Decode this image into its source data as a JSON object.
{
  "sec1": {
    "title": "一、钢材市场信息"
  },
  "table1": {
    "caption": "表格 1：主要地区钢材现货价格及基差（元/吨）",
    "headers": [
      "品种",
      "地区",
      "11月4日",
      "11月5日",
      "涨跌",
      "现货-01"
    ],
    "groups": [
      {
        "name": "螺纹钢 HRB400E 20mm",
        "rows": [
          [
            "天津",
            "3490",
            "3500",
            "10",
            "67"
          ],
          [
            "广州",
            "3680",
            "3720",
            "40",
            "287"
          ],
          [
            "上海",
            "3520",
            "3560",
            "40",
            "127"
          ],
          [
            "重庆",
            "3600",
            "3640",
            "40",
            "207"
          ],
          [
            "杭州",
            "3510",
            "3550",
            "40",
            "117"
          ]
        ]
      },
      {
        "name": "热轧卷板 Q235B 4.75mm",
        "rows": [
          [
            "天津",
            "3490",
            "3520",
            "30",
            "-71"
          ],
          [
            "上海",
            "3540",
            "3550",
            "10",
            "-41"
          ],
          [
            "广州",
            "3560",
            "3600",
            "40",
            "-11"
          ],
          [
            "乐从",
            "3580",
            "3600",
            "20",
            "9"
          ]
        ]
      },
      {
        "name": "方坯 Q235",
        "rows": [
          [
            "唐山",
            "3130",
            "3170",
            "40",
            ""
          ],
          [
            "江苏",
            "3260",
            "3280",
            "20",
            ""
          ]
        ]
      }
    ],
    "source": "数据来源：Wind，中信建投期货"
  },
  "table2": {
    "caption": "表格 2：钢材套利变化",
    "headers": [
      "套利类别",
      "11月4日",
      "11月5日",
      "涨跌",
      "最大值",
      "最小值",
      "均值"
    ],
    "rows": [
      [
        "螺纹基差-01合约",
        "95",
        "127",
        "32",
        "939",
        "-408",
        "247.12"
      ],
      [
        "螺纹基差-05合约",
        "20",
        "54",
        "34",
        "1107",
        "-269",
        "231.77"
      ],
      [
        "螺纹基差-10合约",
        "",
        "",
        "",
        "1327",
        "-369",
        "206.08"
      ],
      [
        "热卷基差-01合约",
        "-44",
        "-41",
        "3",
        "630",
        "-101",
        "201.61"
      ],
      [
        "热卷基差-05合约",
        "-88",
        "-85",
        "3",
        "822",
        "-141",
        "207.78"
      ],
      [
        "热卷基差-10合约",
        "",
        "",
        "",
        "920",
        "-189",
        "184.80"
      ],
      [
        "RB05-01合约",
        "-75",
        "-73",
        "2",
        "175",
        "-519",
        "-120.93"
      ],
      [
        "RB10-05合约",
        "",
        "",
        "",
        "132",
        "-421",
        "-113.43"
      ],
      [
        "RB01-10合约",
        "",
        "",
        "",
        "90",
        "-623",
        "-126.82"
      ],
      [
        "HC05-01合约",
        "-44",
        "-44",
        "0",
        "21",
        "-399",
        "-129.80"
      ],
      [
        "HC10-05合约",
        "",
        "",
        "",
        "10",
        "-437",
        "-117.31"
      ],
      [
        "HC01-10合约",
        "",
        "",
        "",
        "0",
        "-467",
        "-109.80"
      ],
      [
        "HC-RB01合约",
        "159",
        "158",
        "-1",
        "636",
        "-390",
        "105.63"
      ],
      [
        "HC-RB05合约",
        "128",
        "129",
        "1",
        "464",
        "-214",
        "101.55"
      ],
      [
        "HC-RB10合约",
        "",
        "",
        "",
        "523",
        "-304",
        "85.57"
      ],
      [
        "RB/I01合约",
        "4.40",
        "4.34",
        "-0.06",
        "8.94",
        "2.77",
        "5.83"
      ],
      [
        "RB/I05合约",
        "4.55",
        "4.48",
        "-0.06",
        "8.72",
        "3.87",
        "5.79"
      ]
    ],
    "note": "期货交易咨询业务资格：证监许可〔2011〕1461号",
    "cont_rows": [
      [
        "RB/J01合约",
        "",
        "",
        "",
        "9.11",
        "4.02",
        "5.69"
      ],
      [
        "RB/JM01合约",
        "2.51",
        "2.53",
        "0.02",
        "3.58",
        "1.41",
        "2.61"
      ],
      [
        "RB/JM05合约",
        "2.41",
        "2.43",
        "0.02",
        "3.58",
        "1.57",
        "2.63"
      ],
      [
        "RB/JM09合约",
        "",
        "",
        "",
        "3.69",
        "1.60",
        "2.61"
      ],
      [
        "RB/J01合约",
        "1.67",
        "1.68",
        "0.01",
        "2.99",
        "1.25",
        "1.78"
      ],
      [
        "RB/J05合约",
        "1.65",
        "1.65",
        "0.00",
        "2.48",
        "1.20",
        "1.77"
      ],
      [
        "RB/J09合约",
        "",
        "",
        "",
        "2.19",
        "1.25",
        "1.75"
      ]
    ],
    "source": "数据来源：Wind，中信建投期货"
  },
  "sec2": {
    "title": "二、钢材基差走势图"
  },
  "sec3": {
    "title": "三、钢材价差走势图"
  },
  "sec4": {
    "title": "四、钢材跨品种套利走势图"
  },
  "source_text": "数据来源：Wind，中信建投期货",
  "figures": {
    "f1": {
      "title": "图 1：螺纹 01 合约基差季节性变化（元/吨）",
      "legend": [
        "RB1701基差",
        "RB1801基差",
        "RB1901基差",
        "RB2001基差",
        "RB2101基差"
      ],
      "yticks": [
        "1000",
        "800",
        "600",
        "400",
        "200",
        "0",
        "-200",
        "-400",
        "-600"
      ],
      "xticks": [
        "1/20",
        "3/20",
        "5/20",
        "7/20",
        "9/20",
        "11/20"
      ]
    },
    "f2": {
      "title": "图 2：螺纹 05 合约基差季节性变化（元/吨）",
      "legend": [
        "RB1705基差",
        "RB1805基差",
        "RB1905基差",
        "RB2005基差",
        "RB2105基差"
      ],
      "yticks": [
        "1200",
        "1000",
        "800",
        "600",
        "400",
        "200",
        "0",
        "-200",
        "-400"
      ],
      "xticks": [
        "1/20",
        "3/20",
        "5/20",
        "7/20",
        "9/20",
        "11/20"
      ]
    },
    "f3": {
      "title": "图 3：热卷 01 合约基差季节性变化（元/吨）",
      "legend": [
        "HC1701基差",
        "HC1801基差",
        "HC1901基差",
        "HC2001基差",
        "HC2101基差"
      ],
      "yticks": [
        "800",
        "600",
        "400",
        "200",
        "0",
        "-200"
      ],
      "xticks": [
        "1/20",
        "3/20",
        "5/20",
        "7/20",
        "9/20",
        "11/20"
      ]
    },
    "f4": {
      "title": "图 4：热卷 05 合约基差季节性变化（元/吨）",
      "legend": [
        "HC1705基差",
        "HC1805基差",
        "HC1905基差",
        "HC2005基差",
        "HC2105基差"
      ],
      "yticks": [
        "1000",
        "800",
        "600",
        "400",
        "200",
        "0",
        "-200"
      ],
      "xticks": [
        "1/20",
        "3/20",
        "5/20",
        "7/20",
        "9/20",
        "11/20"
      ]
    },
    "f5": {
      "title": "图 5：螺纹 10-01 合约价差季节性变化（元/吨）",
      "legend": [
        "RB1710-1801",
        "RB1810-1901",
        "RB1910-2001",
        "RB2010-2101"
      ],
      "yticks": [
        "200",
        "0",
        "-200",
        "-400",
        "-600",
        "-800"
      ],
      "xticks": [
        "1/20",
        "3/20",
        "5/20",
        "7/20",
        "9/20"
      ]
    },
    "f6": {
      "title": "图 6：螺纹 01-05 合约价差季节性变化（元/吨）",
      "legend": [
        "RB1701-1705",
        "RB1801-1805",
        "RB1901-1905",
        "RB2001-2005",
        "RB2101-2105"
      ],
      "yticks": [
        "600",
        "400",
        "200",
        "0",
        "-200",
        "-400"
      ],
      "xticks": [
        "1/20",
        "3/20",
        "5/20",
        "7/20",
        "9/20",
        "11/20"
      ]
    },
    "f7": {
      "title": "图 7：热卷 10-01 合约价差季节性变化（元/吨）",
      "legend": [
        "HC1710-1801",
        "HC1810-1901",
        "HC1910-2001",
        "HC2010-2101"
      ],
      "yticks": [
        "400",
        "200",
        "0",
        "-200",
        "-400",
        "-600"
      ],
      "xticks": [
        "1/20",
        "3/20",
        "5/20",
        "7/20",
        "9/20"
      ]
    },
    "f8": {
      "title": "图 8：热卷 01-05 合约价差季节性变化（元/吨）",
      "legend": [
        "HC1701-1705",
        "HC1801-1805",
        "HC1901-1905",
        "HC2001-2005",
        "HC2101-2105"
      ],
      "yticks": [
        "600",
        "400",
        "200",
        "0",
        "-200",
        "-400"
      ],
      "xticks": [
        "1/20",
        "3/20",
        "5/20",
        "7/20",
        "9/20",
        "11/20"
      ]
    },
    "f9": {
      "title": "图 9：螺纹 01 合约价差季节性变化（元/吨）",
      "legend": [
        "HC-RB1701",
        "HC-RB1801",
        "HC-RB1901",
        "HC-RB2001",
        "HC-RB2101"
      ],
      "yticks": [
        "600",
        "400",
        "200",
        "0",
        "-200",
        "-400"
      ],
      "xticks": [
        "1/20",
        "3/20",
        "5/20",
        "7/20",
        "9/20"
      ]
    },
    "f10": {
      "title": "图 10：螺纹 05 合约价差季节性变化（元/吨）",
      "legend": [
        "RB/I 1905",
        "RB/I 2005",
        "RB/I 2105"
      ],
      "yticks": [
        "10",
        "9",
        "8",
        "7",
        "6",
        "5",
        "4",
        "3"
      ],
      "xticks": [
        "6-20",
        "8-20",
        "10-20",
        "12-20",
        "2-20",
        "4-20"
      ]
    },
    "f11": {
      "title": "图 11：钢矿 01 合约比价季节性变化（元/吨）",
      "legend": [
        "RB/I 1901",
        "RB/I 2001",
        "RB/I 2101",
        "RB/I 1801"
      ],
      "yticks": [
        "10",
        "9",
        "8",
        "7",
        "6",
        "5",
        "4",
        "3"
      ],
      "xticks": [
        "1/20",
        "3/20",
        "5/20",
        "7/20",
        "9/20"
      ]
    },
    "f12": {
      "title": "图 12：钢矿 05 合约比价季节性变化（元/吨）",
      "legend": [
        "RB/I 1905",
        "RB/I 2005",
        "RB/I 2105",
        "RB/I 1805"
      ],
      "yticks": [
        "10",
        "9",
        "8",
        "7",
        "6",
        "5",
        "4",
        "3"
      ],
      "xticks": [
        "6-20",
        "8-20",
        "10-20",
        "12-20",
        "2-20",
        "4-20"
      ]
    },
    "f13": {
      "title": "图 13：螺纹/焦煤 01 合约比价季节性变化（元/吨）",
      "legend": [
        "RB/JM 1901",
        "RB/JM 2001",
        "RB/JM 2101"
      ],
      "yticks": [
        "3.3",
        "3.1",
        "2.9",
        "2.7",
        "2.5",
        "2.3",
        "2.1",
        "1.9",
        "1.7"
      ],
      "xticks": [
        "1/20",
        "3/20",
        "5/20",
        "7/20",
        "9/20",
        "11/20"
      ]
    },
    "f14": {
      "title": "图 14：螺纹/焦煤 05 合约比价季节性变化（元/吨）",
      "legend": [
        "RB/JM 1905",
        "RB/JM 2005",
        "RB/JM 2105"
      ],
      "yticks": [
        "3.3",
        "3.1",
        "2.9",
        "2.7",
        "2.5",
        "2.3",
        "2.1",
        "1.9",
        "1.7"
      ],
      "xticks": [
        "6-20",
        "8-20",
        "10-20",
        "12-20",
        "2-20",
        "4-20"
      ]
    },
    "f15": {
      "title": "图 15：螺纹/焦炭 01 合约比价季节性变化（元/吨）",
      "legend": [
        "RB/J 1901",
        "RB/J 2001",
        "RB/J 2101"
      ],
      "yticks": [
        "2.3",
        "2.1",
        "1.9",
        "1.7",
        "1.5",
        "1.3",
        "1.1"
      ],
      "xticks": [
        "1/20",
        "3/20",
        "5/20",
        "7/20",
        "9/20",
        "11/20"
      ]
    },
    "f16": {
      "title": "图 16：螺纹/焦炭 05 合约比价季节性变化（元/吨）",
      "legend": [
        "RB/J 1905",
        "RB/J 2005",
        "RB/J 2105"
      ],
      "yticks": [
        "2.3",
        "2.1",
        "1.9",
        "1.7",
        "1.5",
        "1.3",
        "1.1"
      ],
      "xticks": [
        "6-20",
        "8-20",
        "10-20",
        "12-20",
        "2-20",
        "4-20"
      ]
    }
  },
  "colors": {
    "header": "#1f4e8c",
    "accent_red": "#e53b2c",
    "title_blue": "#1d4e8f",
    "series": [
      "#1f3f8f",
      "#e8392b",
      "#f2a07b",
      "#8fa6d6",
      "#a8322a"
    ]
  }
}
++++++++++
Requirements → Which lines hold the word "合约基差季节性变化"? Copy every one of them.

The result →
      "title": "图 1：螺纹 01 合约基差季节性变化（元/吨）",
      "title": "图 2：螺纹 05 合约基差季节性变化（元/吨）",
      "title": "图 3：热卷 01 合约基差季节性变化（元/吨）",
      "title": "图 4：热卷 05 合约基差季节性变化（元/吨）",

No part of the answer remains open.